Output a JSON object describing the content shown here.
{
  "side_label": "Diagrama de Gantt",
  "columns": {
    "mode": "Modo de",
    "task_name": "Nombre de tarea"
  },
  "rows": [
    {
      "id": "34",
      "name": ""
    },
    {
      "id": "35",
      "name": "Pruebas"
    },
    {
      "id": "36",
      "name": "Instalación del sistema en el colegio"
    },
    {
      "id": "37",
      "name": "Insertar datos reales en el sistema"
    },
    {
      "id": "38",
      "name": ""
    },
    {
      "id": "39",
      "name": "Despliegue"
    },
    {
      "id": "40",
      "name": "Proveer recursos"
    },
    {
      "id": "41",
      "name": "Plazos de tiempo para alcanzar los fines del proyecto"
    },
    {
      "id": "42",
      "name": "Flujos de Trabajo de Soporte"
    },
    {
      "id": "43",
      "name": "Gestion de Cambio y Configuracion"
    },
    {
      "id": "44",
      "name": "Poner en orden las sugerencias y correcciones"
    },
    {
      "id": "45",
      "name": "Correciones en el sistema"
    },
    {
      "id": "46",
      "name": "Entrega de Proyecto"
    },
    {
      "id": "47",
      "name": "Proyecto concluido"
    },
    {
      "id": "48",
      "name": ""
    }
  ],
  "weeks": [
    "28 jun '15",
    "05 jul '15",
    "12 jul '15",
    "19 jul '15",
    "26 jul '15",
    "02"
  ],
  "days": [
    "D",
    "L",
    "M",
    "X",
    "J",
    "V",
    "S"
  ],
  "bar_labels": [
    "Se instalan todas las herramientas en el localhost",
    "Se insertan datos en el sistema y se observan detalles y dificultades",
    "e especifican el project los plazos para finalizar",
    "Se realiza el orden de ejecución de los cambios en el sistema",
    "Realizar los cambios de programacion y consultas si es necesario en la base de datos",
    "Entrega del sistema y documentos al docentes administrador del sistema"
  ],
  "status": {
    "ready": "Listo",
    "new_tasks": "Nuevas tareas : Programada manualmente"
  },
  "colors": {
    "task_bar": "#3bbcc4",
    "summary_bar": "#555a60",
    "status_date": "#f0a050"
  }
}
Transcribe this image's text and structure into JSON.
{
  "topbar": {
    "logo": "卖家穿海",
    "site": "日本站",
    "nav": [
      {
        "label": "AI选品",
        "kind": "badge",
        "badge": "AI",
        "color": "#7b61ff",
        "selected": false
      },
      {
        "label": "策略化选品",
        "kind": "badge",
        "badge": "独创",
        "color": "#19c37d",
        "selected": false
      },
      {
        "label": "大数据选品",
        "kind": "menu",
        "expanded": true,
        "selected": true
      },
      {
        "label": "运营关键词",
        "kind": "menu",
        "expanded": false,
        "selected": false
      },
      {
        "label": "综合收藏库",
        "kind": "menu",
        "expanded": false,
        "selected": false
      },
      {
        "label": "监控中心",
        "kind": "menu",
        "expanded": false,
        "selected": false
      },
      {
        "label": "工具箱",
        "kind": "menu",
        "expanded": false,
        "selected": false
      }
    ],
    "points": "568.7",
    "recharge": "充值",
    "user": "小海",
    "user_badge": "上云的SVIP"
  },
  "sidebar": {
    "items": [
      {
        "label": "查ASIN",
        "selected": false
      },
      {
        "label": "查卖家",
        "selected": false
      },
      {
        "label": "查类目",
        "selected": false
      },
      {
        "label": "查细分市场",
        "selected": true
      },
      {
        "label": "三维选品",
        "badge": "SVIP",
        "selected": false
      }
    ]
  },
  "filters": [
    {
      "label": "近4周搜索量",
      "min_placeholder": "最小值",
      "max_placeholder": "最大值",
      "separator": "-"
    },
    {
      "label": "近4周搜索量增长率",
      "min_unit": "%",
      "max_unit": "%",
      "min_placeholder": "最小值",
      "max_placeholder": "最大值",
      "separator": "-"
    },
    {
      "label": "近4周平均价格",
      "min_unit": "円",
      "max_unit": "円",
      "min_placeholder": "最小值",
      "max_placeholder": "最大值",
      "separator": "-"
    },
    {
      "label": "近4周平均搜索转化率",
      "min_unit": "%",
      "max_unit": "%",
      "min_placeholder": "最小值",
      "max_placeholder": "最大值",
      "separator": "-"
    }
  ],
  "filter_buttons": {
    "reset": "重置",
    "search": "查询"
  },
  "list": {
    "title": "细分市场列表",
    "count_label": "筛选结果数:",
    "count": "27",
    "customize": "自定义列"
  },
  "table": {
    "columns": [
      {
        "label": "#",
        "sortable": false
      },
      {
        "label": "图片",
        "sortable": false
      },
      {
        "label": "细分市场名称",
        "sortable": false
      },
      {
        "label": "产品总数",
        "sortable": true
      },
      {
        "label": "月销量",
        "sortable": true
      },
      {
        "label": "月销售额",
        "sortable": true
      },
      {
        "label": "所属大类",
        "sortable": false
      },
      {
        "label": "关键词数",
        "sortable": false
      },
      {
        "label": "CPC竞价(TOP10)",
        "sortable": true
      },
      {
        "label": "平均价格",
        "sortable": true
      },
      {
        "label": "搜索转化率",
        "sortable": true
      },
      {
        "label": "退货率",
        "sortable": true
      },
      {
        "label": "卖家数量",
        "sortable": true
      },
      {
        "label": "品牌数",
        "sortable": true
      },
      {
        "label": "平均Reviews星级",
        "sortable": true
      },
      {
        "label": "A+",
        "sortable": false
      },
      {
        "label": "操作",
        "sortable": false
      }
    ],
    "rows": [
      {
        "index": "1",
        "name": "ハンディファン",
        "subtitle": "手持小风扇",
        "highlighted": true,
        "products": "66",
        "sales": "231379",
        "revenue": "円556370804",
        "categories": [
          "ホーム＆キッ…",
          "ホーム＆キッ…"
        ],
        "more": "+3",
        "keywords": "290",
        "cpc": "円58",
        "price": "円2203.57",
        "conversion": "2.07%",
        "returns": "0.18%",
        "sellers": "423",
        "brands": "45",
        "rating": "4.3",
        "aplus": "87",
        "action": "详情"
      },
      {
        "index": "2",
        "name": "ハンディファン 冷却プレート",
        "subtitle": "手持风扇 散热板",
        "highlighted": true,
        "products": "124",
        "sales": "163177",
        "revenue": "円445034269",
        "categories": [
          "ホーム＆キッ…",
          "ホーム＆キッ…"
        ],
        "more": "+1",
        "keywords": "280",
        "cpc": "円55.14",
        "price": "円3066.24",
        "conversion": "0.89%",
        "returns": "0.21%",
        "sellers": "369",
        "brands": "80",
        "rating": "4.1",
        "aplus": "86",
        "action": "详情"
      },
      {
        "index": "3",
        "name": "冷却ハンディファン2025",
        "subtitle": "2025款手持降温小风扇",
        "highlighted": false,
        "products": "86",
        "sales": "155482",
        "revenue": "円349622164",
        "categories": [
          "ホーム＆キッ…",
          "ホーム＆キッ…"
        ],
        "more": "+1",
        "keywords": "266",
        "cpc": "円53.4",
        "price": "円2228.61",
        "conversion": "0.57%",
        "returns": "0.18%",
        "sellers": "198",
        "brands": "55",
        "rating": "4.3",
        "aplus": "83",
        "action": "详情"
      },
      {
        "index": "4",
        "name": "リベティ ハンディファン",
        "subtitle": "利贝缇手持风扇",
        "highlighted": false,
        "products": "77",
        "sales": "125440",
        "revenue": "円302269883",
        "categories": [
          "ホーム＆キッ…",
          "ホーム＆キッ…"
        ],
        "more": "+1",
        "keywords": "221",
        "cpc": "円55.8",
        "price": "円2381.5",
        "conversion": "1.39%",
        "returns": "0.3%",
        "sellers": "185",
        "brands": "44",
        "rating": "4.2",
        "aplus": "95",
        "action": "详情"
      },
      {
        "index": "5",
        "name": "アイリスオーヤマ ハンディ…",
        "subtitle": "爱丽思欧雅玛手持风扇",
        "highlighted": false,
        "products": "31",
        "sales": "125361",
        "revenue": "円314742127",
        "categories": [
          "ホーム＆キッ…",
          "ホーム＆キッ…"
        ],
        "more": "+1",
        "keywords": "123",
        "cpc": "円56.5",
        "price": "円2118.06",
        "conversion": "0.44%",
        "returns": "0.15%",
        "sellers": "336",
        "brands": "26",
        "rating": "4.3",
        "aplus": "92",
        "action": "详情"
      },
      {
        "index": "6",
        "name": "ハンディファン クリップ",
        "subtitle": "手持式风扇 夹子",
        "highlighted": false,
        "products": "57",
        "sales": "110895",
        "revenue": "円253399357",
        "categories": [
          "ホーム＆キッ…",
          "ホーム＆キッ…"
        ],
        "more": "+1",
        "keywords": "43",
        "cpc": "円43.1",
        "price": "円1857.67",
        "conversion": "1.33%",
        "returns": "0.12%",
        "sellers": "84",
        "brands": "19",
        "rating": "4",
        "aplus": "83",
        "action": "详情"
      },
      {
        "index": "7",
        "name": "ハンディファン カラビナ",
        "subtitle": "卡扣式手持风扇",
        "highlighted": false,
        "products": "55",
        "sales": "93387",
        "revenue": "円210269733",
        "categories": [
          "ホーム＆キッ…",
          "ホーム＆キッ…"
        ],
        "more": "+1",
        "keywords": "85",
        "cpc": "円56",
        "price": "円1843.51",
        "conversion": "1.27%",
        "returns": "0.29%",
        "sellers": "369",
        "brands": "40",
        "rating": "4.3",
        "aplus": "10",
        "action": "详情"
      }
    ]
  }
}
================
▸ **Do this**: From the data above, copy each line that holds "orden".

▸ **Written answer**:
      "name": "Poner en orden las sugerencias y correcciones"
    "Se realiza el orden de ejecución de los cambios en el sistema",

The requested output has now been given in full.